====== ENTRIES SUPPLIED

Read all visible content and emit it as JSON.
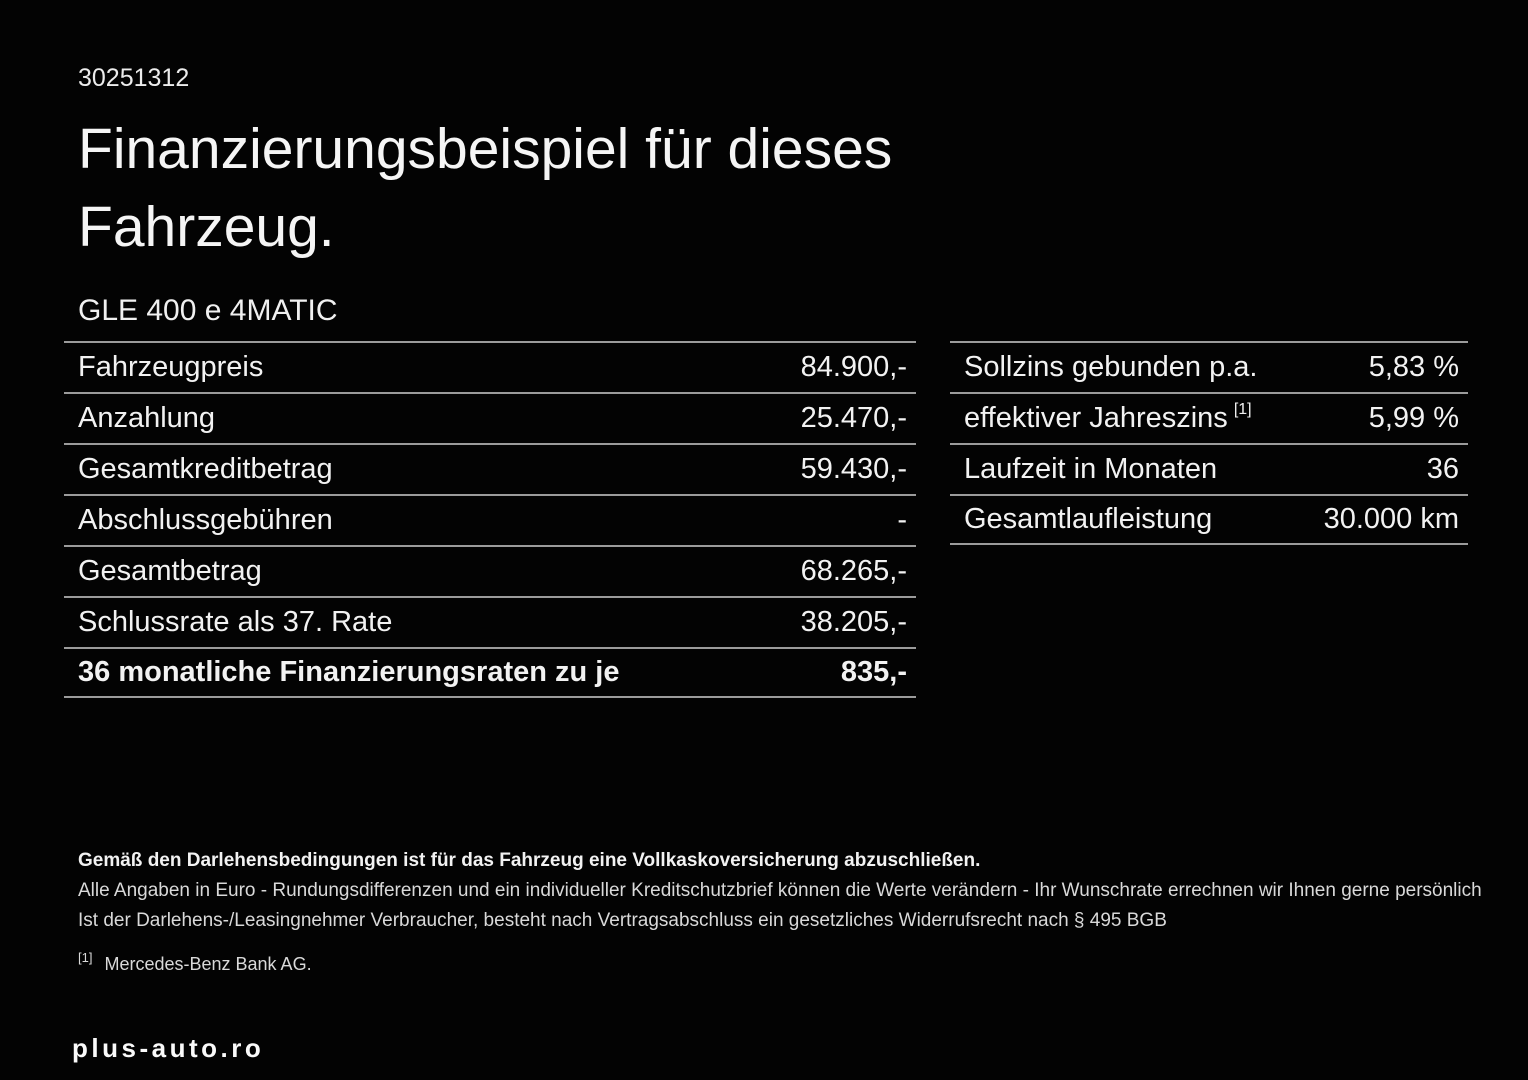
{
  "page": {
    "vehicle_id": "30251312",
    "title": "Finanzierungsbeispiel für dieses Fahrzeug.",
    "model": "GLE 400 e 4MATIC"
  },
  "financing_table": {
    "rows": [
      {
        "label": "Fahrzeugpreis",
        "value": "84.900,-"
      },
      {
        "label": "Anzahlung",
        "value": "25.470,-"
      },
      {
        "label": "Gesamtkreditbetrag",
        "value": "59.430,-"
      },
      {
        "label": "Abschlussgebühren",
        "value": "-"
      },
      {
        "label": "Gesamtbetrag",
        "value": "68.265,-"
      },
      {
        "label": "Schlussrate als 37. Rate",
        "value": "38.205,-"
      },
      {
        "label": "36 monatliche Finanzierungsraten zu je",
        "value": "835,-"
      }
    ]
  },
  "conditions_table": {
    "rows": [
      {
        "label": "Sollzins gebunden p.a.",
        "value": "5,83 %"
      },
      {
        "label": "effektiver Jahreszins",
        "footnote_mark": "[1]",
        "value": "5,99 %"
      },
      {
        "label": "Laufzeit in Monaten",
        "value": "36"
      },
      {
        "label": "Gesamtlaufleistung",
        "value": "30.000 km"
      }
    ]
  },
  "footer": {
    "insurance_note": "Gemäß den Darlehensbedingungen ist für das Fahrzeug eine Vollkaskoversicherung abzuschließen.",
    "disclaimer_line1": "Alle Angaben in Euro - Rundungsdifferenzen und ein individueller Kreditschutzbrief können die Werte verändern - Ihr Wunschrate errechnen wir Ihnen gerne persönlich",
    "disclaimer_line2": "Ist der Darlehens-/Leasingnehmer Verbraucher, besteht nach Vertragsabschluss ein gesetzliches Widerrufsrecht nach § 495 BGB",
    "footnote_mark": "[1]",
    "footnote_text": "Mercedes-Benz Bank AG."
  },
  "watermark": {
    "text": "plus-auto.ro"
  },
  "colors": {
    "background": "#030303",
    "text": "#f2f2f2",
    "divider": "#9b9b9b"
  }
}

============

TASK TO COMPLETE —
Extract the text of all the records above verbatim, excluding pictures.

ANSWER TO THE EXERCISE —
Read all visible content and emit it as JSON.
{
  "page": {
    "vehicle_id": "30251312",
    "title": "Finanzierungsbeispiel für dieses Fahrzeug.",
    "model": "GLE 400 e 4MATIC"
  },
  "financing_table": {
    "rows": [
      {
        "label": "Fahrzeugpreis",
        "value": "84.900,-"
      },
      {
        "label": "Anzahlung",
        "value": "25.470,-"
      },
      {
        "label": "Gesamtkreditbetrag",
        "value": "59.430,-"
      },
      {
        "label": "Abschlussgebühren",
        "value": "-"
      },
      {
        "label": "Gesamtbetrag",
        "value": "68.265,-"
      },
      {
        "label": "Schlussrate als 37. Rate",
        "value": "38.205,-"
      },
      {
        "label": "36 monatliche Finanzierungsraten zu je",
        "value": "835,-"
      }
    ]
  },
  "conditions_table": {
    "rows": [
      {
        "label": "Sollzins gebunden p.a.",
        "value": "5,83 %"
      },
      {
        "label": "effektiver Jahreszins",
        "footnote_mark": "[1]",
        "value": "5,99 %"
      },
      {
        "label": "Laufzeit in Monaten",
        "value": "36"
      },
      {
        "label": "Gesamtlaufleistung",
        "value": "30.000 km"
      }
    ]
  },
  "footer": {
    "insurance_note": "Gemäß den Darlehensbedingungen ist für das Fahrzeug eine Vollkaskoversicherung abzuschließen.",
    "disclaimer_line1": "Alle Angaben in Euro - Rundungsdifferenzen und ein individueller Kreditschutzbrief können die Werte verändern - Ihr Wunschrate errechnen wir Ihnen gerne persönlich",
    "disclaimer_line2": "Ist der Darlehens-/Leasingnehmer Verbraucher, besteht nach Vertragsabschluss ein gesetzliches Widerrufsrecht nach § 495 BGB",
    "footnote_mark": "[1]",
    "footnote_text": "Mercedes-Benz Bank AG."
  },
  "watermark": {
    "text": "plus-auto.ro"
  },
  "colors": {
    "background": "#030303",
    "text": "#f2f2f2",
    "divider": "#9b9b9b"
  }
}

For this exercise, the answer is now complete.